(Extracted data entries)
****************************************

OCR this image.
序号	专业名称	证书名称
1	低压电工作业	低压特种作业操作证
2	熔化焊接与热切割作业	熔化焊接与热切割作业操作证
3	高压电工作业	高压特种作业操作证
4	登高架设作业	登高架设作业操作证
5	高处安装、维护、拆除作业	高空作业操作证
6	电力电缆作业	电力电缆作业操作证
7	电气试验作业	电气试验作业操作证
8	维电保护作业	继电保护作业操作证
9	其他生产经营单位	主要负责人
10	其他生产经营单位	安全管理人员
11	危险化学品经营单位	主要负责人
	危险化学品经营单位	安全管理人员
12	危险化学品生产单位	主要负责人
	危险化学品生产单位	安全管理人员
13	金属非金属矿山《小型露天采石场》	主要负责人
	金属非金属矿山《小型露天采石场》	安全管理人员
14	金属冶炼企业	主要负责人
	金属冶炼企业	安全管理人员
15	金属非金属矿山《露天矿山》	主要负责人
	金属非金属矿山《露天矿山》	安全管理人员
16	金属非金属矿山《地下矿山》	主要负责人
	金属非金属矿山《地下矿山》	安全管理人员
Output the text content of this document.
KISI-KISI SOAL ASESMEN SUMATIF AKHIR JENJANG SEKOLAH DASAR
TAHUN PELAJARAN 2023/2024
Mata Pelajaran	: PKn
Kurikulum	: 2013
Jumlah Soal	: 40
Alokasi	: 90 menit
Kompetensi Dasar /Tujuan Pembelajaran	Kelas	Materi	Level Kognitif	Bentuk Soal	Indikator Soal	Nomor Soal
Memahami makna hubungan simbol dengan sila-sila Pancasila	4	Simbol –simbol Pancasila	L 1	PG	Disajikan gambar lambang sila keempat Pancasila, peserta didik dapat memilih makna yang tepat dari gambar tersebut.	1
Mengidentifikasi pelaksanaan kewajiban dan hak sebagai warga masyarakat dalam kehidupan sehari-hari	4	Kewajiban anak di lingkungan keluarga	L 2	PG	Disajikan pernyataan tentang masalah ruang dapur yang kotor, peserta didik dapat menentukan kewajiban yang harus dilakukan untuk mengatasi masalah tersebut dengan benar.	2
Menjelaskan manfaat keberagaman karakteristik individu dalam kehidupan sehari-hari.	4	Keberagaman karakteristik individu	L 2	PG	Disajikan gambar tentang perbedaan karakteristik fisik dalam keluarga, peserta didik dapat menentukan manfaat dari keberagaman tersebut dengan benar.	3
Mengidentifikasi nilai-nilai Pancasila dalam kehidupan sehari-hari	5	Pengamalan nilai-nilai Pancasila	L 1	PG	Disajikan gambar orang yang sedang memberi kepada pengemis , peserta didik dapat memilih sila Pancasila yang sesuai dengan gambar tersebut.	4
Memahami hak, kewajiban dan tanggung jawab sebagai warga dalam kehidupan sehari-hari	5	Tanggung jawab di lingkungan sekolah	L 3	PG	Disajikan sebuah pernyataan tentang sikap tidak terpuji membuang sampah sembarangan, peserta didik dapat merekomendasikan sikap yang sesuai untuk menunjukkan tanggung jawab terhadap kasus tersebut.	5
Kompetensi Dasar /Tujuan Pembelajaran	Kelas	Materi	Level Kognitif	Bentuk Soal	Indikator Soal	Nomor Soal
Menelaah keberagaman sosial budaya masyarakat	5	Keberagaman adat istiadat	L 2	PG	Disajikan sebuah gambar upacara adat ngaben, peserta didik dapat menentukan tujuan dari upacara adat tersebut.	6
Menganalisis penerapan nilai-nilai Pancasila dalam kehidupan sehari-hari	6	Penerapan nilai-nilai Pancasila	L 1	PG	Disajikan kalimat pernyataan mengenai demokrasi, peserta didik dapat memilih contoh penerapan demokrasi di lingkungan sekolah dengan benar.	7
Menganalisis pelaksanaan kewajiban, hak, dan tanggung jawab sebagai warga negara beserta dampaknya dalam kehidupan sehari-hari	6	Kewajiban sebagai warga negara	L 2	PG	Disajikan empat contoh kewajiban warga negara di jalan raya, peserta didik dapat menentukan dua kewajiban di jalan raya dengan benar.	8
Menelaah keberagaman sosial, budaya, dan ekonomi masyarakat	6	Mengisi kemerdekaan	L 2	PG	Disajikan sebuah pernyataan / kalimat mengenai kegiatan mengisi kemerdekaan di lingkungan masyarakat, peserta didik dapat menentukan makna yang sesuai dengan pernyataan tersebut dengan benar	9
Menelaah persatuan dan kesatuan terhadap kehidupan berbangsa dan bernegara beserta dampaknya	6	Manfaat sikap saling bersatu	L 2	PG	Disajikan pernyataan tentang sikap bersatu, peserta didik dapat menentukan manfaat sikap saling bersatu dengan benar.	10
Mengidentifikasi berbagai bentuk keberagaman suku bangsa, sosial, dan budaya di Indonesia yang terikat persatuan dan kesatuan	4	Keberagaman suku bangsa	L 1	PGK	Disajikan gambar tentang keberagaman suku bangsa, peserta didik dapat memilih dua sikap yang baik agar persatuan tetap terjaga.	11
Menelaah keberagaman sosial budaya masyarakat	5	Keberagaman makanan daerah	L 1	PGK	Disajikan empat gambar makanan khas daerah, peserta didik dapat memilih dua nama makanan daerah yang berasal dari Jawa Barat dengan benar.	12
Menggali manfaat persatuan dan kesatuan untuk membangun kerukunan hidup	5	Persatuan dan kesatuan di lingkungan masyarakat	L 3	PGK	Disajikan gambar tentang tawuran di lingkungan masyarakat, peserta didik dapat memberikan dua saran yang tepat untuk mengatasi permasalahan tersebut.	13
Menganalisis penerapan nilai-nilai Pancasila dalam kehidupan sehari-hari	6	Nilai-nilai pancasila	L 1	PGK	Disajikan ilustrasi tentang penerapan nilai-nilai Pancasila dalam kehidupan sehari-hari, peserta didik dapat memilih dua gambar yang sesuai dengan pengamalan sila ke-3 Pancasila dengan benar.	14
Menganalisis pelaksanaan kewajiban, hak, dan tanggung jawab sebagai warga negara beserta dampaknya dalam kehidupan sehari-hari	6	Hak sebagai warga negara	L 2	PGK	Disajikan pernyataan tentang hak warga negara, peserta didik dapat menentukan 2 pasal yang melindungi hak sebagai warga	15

****************************************

Pull out the lines above in which the word "persatuan" appears.

Expected answer ->
Menelaah persatuan dan kesatuan terhadap kehidupan berbangsa dan bernegara beserta dampaknya	6	Manfaat sikap saling bersatu	L 2	PG	Disajikan pernyataan tentang sikap bersatu, peserta didik dapat menentukan manfaat sikap saling bersatu dengan benar.	10
Mengidentifikasi berbagai bentuk keberagaman suku bangsa, sosial, dan budaya di Indonesia yang terikat persatuan dan kesatuan	4	Keberagaman suku bangsa	L 1	PGK	Disajikan gambar tentang keberagaman suku bangsa, peserta didik dapat memilih dua sikap yang baik agar persatuan tetap terjaga.	11
Menggali manfaat persatuan dan kesatuan untuk membangun kerukunan hidup	5	Persatuan dan kesatuan di lingkungan masyarakat	L 3	PGK	Disajikan gambar tentang tawuran di lingkungan masyarakat, peserta didik dapat memberikan dua saran yang tepat untuk mengatasi permasalahan tersebut.	13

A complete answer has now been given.